*INSTRUCTION:* What lines of the data hold the string "Forms"? Pull each one out.

Extracted data entries

↓

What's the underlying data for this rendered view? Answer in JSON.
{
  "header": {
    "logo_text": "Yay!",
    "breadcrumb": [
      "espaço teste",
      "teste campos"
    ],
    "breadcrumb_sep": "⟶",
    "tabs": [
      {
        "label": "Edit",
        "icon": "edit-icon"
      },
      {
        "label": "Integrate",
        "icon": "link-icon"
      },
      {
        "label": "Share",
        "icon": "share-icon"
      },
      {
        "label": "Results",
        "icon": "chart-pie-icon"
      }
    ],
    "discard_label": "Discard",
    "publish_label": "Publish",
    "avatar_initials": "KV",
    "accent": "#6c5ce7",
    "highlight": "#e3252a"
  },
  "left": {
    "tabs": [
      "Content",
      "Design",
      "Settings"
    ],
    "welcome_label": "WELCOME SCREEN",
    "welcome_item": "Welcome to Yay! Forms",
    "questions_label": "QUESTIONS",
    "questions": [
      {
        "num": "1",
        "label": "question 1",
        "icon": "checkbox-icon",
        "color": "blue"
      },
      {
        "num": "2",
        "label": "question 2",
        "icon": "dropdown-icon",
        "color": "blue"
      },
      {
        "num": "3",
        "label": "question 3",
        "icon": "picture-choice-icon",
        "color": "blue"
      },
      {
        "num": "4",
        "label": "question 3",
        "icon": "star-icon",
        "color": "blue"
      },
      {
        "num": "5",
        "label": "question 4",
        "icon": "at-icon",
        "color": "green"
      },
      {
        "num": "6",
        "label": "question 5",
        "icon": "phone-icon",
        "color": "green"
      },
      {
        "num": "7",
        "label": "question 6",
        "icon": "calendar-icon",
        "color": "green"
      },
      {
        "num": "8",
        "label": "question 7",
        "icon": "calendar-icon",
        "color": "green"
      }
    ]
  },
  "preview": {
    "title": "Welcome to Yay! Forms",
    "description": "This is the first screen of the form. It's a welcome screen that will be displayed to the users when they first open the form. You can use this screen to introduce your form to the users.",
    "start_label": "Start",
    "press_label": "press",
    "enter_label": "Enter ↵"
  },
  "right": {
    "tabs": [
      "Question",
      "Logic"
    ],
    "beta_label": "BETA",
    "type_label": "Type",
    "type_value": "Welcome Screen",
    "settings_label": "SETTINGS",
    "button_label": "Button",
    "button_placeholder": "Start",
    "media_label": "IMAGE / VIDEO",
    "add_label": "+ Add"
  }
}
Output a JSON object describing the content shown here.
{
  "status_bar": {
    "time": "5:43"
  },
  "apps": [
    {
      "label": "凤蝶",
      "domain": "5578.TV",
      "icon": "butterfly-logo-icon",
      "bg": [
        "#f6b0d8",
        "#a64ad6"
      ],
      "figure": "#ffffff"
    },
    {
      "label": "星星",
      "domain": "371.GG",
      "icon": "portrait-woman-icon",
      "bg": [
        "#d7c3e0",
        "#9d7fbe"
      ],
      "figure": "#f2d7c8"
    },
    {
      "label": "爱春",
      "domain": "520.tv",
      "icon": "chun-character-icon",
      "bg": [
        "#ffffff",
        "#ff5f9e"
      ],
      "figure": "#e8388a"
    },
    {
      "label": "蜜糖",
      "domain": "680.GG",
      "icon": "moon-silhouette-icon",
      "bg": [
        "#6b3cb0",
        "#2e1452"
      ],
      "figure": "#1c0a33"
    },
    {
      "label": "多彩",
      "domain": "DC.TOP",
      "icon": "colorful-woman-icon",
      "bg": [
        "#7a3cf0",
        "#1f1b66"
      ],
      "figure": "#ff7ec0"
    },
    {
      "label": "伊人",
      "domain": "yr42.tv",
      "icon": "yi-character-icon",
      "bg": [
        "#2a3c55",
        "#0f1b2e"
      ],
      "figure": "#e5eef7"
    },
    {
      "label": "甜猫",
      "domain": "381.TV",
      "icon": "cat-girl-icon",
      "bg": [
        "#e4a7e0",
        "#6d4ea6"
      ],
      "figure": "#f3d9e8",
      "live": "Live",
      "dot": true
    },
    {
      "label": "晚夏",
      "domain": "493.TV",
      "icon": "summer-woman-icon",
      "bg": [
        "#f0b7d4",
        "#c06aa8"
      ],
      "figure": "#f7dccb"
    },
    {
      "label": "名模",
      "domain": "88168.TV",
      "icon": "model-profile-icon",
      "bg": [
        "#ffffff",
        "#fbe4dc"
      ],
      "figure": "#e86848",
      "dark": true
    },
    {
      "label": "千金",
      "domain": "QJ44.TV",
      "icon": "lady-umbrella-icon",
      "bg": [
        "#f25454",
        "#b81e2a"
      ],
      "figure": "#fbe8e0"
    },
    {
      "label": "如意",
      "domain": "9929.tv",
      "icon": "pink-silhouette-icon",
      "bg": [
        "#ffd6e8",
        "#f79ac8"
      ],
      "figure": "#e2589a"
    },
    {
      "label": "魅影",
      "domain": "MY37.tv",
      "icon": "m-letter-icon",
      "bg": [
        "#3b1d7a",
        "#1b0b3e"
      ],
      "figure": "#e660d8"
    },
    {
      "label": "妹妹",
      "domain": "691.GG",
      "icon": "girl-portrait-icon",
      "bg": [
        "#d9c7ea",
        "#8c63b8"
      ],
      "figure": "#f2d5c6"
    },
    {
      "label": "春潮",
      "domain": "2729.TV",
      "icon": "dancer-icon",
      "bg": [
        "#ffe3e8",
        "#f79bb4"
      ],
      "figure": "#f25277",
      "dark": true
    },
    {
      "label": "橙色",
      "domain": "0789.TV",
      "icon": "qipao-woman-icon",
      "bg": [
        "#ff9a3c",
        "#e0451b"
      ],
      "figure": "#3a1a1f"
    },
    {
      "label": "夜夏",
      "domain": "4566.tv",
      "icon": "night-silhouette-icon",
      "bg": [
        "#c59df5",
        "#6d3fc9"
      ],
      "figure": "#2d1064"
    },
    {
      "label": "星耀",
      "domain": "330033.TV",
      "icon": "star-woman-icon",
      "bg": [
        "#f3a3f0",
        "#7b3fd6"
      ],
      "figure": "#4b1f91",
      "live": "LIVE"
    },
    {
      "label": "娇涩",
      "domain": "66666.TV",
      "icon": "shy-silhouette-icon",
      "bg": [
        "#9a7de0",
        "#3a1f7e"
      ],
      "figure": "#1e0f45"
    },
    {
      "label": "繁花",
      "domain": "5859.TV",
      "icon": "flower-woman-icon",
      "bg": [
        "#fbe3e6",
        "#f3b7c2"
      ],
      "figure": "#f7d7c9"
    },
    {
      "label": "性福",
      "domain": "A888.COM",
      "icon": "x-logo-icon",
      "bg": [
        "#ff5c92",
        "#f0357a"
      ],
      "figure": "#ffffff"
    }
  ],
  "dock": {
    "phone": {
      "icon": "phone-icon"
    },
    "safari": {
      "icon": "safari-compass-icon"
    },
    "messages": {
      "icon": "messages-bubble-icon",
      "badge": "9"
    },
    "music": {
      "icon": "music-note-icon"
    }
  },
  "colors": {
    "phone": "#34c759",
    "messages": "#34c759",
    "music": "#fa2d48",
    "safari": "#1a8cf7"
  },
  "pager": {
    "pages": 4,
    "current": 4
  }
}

↑

*FINISHED EXERCISE:*
    "welcome_item": "Welcome to Yay! Forms",
    "title": "Welcome to Yay! Forms",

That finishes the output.